Exercise goal —
Check each line of the records below and collect those that include the word "usure".

Data provided —
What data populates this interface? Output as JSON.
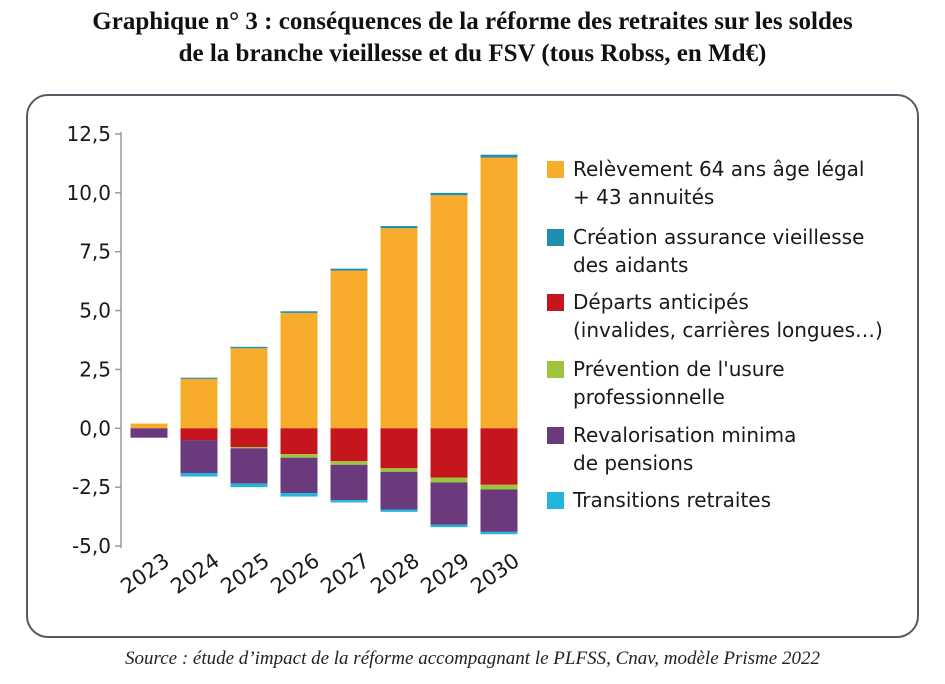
{
  "title_line1": "Graphique n° 3 : conséquences de la réforme des retraites sur les soldes",
  "title_line2": "de la branche vieillesse et du FSV (tous Robss, en Md€)",
  "source": "Source : étude d’impact de la réforme accompagnant le PLFSS, Cnav, modèle Prisme 2022",
  "chart_data": {
    "type": "bar",
    "stacked": true,
    "categories": [
      "2023",
      "2024",
      "2025",
      "2026",
      "2027",
      "2028",
      "2029",
      "2030"
    ],
    "ylim": [
      -5.0,
      12.5
    ],
    "yticks": [
      "12,5",
      "10,0",
      "7,5",
      "5,0",
      "2,5",
      "0,0",
      "-2,5",
      "-5,0"
    ],
    "ytick_values": [
      12.5,
      10.0,
      7.5,
      5.0,
      2.5,
      0.0,
      -2.5,
      -5.0
    ],
    "grid": false,
    "legend_position": "right",
    "series": [
      {
        "name": "Relèvement 64 ans âge légal + 43 annuités",
        "legend_lines": [
          "Relèvement 64 ans âge légal",
          "+ 43 annuités"
        ],
        "color": "#f8ac2c",
        "values": [
          0.2,
          2.1,
          3.4,
          4.9,
          6.7,
          8.5,
          9.9,
          11.5
        ]
      },
      {
        "name": "Création assurance vieillesse des aidants",
        "legend_lines": [
          "Création assurance vieillesse",
          "des aidants"
        ],
        "color": "#1f8fae",
        "values": [
          0.0,
          0.05,
          0.06,
          0.07,
          0.08,
          0.09,
          0.1,
          0.12
        ]
      },
      {
        "name": "Départs anticipés (invalides, carrières longues…)",
        "legend_lines": [
          "Départs anticipés",
          "(invalides, carrières longues…)"
        ],
        "color": "#c4161c",
        "values": [
          0.0,
          -0.5,
          -0.8,
          -1.1,
          -1.4,
          -1.7,
          -2.1,
          -2.4
        ]
      },
      {
        "name": "Prévention de l'usure professionnelle",
        "legend_lines": [
          "Prévention de l'usure",
          "professionnelle"
        ],
        "color": "#9cc43c",
        "values": [
          0.0,
          0.0,
          -0.05,
          -0.15,
          -0.15,
          -0.15,
          -0.2,
          -0.2
        ]
      },
      {
        "name": "Revalorisation minima de pensions",
        "legend_lines": [
          "Revalorisation minima",
          "de pensions"
        ],
        "color": "#6b3a7d",
        "values": [
          -0.4,
          -1.4,
          -1.5,
          -1.5,
          -1.5,
          -1.6,
          -1.8,
          -1.8
        ]
      },
      {
        "name": "Transitions retraites",
        "legend_lines": [
          "Transitions retraites"
        ],
        "color": "#23b6dd",
        "values": [
          0.0,
          -0.15,
          -0.15,
          -0.15,
          -0.1,
          -0.1,
          -0.1,
          -0.1
        ]
      }
    ]
  }
}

Exercise solution —
        "name": "Prévention de l'usure professionnelle",
          "Prévention de l'usure",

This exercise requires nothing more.